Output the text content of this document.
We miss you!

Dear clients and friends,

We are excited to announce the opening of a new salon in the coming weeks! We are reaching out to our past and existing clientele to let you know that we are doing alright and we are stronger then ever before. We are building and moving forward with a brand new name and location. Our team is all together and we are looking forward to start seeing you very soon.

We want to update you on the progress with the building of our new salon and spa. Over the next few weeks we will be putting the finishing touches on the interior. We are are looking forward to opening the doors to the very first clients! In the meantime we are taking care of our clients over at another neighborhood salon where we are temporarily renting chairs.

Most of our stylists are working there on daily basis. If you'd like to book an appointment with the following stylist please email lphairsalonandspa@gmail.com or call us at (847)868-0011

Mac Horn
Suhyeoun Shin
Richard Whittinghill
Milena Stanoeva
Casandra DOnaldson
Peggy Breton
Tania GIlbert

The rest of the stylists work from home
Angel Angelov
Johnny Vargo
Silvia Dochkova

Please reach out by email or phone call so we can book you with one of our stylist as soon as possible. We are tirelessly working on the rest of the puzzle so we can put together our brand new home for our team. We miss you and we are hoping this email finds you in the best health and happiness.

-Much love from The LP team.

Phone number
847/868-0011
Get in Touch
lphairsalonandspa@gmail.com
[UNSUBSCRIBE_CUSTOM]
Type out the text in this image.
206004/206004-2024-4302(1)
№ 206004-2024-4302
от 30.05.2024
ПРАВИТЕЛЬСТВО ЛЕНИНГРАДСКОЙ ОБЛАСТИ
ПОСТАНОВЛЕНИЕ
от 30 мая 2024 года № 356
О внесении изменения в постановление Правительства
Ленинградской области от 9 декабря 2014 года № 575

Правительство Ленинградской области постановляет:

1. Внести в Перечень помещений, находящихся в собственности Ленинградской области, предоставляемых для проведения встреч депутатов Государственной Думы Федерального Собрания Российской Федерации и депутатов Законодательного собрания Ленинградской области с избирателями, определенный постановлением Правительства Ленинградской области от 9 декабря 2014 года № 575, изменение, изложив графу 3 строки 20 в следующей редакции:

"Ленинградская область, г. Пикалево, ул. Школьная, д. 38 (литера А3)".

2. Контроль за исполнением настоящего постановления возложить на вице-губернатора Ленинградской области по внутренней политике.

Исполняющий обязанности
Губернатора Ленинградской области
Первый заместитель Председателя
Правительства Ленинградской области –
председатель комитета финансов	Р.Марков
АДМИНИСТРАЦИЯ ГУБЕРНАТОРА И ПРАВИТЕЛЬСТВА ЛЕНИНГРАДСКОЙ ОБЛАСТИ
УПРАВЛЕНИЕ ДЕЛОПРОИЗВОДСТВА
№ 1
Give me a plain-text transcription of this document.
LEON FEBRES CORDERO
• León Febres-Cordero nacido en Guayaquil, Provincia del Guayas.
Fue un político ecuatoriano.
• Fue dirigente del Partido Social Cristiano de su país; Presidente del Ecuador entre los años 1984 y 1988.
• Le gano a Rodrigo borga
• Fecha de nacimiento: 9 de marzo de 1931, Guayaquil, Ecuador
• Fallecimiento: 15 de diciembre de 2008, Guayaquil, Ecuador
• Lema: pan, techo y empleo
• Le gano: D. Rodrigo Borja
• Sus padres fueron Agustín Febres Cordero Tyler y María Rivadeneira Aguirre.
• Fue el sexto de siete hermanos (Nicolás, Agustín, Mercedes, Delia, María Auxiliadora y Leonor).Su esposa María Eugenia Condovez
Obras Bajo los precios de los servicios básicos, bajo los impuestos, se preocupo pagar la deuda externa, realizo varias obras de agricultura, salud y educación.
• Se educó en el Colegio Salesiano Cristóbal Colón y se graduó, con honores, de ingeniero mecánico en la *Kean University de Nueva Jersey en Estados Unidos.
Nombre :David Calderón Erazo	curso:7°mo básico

○ ○ ○ ○

→ Problem to work on
Would you copy out each line exactly as written?

→ Task result
Output the text content of this document.
We miss you!

Dear clients and friends,

We are excited to announce the opening of a new salon in the coming weeks! We are reaching out to our past and existing clientele to let you know that we are doing alright and we are stronger then ever before. We are building and moving forward with a brand new name and location. Our team is all together and we are looking forward to start seeing you very soon.

We want to update you on the progress with the building of our new salon and spa. Over the next few weeks we will be putting the finishing touches on the interior. We are are looking forward to opening the doors to the very first clients! In the meantime we are taking care of our clients over at another neighborhood salon where we are temporarily renting chairs.

Most of our stylists are working there on daily basis. If you'd like to book an appointment with the following stylist please email lphairsalonandspa@gmail.com or call us at (847)868-0011

Mac Horn
Suhyeoun Shin
Richard Whittinghill
Milena Stanoeva
Casandra DOnaldson
Peggy Breton
Tania GIlbert

The rest of the stylists work from home
Angel Angelov
Johnny Vargo
Silvia Dochkova

Please reach out by email or phone call so we can book you with one of our stylist as soon as possible. We are tirelessly working on the rest of the puzzle so we can put together our brand new home for our team. We miss you and we are hoping this email finds you in the best health and happiness.

-Much love from The LP team.

Phone number
847/868-0011
Get in Touch
lphairsalonandspa@gmail.com
[UNSUBSCRIBE_CUSTOM]
Type out the text in this image.
206004/206004-2024-4302(1)
№ 206004-2024-4302
от 30.05.2024
ПРАВИТЕЛЬСТВО ЛЕНИНГРАДСКОЙ ОБЛАСТИ
ПОСТАНОВЛЕНИЕ
от 30 мая 2024 года № 356
О внесении изменения в постановление Правительства
Ленинградской области от 9 декабря 2014 года № 575

Правительство Ленинградской области постановляет:

1. Внести в Перечень помещений, находящихся в собственности Ленинградской области, предоставляемых для проведения встреч депутатов Государственной Думы Федерального Собрания Российской Федерации и депутатов Законодательного собрания Ленинградской области с избирателями, определенный постановлением Правительства Ленинградской области от 9 декабря 2014 года № 575, изменение, изложив графу 3 строки 20 в следующей редакции:

"Ленинградская область, г. Пикалево, ул. Школьная, д. 38 (литера А3)".

2. Контроль за исполнением настоящего постановления возложить на вице-губернатора Ленинградской области по внутренней политике.

Исполняющий обязанности
Губернатора Ленинградской области
Первый заместитель Председателя
Правительства Ленинградской области –
председатель комитета финансов	Р.Марков
АДМИНИСТРАЦИЯ ГУБЕРНАТОРА И ПРАВИТЕЛЬСТВА ЛЕНИНГРАДСКОЙ ОБЛАСТИ
УПРАВЛЕНИЕ ДЕЛОПРОИЗВОДСТВА
№ 1
Give me a plain-text transcription of this document.
LEON FEBRES CORDERO
• León Febres-Cordero nacido en Guayaquil, Provincia del Guayas.
Fue un político ecuatoriano.
• Fue dirigente del Partido Social Cristiano de su país; Presidente del Ecuador entre los años 1984 y 1988.
• Le gano a Rodrigo borga
• Fecha de nacimiento: 9 de marzo de 1931, Guayaquil, Ecuador
• Fallecimiento: 15 de diciembre de 2008, Guayaquil, Ecuador
• Lema: pan, techo y empleo
• Le gano: D. Rodrigo Borja
• Sus padres fueron Agustín Febres Cordero Tyler y María Rivadeneira Aguirre.
• Fue el sexto de siete hermanos (Nicolás, Agustín, Mercedes, Delia, María Auxiliadora y Leonor).Su esposa María Eugenia Condovez
Obras Bajo los precios de los servicios básicos, bajo los impuestos, se preocupo pagar la deuda externa, realizo varias obras de agricultura, salud y educación.
• Se educó en el Colegio Salesiano Cristóbal Colón y se graduó, con honores, de ingeniero mecánico en la *Kean University de Nueva Jersey en Estados Unidos.
Nombre :David Calderón Erazo	curso:7°mo básico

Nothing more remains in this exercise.